◆ **Set exercise**
Please rewrite the stretch of the listing from its start through the line containing "toggle-button[interactable] (342, 178, 360, 189)", substituting "list-row" for every "table-row" and leaving everything else unchanged.

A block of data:

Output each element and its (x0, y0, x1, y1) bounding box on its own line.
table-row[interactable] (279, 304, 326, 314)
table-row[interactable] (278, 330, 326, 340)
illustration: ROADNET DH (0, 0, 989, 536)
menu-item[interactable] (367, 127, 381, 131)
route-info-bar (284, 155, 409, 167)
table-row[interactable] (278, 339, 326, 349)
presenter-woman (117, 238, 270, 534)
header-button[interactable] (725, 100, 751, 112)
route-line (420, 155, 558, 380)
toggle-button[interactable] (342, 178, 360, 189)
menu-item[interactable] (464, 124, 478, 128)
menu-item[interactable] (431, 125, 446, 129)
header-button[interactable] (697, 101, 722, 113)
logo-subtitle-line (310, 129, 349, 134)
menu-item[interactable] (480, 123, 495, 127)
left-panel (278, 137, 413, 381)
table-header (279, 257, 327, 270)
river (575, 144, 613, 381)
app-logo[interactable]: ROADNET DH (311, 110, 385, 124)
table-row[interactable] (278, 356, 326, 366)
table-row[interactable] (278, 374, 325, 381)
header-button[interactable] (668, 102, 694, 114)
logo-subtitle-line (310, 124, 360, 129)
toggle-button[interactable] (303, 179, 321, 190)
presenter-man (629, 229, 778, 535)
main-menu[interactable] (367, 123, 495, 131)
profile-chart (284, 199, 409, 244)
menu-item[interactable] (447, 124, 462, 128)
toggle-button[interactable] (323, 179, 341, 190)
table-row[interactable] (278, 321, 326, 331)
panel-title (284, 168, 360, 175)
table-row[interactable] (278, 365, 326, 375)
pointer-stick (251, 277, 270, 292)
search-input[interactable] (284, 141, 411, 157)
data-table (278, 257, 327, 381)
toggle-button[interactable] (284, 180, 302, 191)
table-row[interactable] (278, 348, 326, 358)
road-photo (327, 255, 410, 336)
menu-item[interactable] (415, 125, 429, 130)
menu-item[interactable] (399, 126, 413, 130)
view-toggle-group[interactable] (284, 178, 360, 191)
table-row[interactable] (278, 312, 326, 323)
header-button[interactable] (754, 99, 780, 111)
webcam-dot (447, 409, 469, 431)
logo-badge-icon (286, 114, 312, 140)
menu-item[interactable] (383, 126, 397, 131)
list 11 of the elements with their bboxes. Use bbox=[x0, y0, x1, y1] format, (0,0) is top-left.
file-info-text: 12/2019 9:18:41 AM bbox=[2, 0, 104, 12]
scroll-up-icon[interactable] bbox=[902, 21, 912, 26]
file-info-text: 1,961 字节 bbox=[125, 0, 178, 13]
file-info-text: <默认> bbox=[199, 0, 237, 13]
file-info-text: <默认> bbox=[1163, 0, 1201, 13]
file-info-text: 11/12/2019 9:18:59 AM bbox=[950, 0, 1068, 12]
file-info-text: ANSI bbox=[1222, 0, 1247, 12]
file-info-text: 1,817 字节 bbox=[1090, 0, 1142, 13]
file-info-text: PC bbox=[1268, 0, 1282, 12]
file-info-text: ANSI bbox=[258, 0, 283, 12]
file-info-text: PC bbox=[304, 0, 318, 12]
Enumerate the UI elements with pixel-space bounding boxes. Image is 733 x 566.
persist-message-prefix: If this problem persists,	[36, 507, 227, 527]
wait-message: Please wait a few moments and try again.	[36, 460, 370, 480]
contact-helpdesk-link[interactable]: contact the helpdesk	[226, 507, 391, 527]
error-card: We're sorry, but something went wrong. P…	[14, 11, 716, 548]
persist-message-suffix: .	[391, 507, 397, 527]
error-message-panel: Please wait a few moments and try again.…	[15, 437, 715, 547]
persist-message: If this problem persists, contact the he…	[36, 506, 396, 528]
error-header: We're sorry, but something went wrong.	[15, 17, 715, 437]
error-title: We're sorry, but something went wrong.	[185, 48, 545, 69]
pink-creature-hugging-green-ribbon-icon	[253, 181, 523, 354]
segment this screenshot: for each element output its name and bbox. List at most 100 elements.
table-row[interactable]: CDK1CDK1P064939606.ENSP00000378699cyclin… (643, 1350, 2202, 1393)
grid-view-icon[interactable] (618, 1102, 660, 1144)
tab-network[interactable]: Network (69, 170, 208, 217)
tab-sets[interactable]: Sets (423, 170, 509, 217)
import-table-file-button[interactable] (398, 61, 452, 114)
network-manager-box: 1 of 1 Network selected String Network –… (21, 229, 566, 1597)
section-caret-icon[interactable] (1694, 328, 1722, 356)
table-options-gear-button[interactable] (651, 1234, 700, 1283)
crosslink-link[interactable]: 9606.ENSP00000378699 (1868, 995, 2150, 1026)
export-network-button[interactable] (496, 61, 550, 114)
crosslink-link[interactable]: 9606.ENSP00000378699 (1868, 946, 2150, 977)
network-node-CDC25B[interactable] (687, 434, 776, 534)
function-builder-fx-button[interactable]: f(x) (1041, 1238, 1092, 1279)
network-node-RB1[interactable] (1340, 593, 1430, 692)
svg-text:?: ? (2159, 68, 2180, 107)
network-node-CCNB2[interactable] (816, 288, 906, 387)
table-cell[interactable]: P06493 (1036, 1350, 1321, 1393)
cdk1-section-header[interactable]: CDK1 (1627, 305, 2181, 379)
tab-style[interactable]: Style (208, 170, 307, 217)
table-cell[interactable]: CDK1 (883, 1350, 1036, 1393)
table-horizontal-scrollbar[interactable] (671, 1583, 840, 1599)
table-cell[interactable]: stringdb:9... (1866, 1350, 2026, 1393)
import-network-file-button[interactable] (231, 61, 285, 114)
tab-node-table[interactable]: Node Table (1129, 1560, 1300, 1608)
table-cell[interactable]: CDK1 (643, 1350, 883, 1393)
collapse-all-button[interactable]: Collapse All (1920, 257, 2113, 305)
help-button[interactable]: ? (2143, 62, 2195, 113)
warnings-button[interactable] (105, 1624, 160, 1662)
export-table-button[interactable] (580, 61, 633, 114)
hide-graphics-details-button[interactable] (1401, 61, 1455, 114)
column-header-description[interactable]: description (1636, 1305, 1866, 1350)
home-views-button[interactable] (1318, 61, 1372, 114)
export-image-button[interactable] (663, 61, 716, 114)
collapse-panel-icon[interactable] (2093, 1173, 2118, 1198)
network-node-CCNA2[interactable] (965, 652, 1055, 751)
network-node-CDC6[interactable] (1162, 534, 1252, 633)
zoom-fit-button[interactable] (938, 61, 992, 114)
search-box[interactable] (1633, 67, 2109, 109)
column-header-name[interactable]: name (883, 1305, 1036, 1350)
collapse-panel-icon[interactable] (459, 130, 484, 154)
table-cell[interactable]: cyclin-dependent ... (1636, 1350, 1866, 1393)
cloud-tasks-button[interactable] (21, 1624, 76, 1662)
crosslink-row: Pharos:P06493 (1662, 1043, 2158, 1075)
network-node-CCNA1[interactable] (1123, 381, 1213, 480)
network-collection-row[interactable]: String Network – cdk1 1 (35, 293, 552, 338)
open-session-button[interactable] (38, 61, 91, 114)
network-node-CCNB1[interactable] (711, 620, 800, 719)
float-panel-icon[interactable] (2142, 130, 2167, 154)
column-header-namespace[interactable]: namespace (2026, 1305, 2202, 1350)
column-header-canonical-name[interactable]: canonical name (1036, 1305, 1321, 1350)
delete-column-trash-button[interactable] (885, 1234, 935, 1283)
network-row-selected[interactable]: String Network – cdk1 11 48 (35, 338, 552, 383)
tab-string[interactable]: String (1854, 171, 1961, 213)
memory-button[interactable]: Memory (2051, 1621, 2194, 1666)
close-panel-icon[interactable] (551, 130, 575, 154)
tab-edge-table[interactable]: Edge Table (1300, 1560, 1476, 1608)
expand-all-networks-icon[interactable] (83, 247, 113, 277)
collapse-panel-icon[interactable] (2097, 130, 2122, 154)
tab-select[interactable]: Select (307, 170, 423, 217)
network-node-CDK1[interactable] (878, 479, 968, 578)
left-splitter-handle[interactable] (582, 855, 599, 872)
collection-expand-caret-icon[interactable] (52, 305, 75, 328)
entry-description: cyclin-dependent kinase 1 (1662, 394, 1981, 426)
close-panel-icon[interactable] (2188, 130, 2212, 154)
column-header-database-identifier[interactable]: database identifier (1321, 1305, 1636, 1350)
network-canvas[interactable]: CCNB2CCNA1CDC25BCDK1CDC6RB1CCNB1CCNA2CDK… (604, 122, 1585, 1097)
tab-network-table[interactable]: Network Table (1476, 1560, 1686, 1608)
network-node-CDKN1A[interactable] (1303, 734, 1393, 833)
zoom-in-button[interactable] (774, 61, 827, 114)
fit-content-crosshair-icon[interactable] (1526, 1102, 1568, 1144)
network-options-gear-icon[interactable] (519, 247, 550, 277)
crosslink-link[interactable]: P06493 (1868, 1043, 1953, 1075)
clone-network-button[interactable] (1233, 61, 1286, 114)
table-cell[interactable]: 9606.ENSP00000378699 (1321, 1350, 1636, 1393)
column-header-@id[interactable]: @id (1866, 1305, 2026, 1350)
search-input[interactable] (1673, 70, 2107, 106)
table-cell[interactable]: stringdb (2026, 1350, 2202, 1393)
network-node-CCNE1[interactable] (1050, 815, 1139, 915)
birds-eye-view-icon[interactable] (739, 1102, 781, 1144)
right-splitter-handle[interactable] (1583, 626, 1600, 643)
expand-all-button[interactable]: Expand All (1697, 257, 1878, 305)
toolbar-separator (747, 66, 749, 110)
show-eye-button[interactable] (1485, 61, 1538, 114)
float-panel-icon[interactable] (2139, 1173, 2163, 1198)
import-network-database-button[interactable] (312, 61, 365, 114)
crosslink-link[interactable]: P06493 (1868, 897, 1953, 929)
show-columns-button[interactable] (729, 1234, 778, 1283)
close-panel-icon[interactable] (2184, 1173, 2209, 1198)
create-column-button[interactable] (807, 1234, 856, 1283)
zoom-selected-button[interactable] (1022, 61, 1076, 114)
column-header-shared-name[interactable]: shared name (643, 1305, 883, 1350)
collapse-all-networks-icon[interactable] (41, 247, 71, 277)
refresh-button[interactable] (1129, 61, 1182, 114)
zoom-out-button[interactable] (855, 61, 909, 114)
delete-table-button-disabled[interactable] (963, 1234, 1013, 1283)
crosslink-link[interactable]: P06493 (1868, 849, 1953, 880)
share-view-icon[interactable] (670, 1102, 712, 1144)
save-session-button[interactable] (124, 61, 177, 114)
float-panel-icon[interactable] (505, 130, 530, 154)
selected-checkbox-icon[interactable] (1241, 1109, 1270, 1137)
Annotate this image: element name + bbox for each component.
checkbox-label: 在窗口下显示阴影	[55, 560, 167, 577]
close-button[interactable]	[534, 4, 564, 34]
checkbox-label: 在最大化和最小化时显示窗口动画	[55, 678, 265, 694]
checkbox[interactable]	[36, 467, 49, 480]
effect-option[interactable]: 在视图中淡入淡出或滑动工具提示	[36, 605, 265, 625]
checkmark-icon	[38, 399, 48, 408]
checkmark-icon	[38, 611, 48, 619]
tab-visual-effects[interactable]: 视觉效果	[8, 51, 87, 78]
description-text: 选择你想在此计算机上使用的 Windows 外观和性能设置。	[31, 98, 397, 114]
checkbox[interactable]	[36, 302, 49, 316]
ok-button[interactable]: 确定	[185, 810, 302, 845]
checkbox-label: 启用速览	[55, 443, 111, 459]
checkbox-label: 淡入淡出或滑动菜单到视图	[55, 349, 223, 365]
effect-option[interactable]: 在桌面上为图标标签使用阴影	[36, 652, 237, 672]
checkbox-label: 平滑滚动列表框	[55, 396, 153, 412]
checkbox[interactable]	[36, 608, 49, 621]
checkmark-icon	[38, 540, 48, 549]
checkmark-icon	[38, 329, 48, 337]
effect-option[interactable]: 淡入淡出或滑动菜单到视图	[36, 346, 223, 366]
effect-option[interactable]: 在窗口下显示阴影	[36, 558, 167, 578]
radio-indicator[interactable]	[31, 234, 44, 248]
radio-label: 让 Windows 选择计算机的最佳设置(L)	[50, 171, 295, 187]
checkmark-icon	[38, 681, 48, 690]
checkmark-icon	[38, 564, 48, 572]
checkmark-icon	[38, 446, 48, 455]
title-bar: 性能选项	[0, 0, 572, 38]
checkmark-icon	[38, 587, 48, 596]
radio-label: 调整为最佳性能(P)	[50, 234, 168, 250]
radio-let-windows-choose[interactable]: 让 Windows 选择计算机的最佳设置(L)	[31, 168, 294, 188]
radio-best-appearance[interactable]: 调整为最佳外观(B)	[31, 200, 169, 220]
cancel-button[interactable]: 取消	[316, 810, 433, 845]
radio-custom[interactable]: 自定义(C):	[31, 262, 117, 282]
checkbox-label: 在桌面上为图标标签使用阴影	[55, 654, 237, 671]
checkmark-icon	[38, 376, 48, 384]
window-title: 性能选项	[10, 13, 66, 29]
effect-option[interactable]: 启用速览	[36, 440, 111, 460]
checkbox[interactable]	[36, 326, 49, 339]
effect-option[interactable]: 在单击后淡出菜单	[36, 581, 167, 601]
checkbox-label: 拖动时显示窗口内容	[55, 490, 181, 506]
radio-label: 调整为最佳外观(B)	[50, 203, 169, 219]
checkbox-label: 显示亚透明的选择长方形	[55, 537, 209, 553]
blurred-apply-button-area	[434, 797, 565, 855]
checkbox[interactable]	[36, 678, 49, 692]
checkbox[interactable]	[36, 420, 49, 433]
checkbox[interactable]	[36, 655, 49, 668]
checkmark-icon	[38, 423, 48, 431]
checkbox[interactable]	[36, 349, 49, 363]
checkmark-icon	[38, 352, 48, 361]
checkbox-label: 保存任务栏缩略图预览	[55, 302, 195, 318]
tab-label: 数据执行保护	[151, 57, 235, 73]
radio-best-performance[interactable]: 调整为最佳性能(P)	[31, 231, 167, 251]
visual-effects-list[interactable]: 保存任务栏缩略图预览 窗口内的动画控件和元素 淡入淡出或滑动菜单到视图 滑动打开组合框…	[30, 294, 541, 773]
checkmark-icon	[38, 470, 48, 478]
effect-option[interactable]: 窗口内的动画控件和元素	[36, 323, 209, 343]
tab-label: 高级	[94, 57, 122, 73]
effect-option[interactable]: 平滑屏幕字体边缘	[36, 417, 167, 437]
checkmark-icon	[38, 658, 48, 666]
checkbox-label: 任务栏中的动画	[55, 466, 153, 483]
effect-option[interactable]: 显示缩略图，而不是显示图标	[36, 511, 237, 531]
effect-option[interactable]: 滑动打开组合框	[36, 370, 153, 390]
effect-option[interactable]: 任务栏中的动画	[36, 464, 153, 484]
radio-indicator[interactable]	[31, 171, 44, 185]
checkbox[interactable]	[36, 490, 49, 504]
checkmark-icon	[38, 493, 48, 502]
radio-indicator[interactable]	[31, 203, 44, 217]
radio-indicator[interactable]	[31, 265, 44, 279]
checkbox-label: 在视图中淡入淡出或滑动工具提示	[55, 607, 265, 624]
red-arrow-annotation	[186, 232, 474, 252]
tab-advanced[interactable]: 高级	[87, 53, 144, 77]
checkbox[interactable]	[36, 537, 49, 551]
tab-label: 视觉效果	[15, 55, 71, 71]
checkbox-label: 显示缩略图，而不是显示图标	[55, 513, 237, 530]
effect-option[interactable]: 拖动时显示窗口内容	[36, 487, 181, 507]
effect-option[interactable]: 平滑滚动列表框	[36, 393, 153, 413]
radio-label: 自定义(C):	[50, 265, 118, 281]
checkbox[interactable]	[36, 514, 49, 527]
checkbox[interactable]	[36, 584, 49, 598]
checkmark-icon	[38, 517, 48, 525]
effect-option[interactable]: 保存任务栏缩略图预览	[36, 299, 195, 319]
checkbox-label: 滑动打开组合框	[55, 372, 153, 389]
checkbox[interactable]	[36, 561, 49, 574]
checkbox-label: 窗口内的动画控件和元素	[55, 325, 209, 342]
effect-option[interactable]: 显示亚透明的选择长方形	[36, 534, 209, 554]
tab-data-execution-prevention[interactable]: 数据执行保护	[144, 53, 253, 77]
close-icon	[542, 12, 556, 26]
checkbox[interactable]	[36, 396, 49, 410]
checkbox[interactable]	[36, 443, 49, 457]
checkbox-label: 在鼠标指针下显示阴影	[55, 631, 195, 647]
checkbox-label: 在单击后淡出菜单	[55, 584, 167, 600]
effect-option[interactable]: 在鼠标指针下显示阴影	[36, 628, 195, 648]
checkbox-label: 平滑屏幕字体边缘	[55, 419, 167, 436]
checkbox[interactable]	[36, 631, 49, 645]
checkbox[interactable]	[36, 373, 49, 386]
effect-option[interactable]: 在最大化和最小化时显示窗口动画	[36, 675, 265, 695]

◆ **Answer to the exercise**
Output each element and its (x0, y0, x1, y1) bounding box on its own line.
list-row[interactable] (279, 304, 326, 314)
list-row[interactable] (278, 330, 326, 340)
illustration: ROADNET DH (0, 0, 989, 536)
menu-item[interactable] (367, 127, 381, 131)
route-info-bar (284, 155, 409, 167)
list-row[interactable] (278, 339, 326, 349)
presenter-woman (117, 238, 270, 534)
header-button[interactable] (725, 100, 751, 112)
route-line (420, 155, 558, 380)
toggle-button[interactable] (342, 178, 360, 189)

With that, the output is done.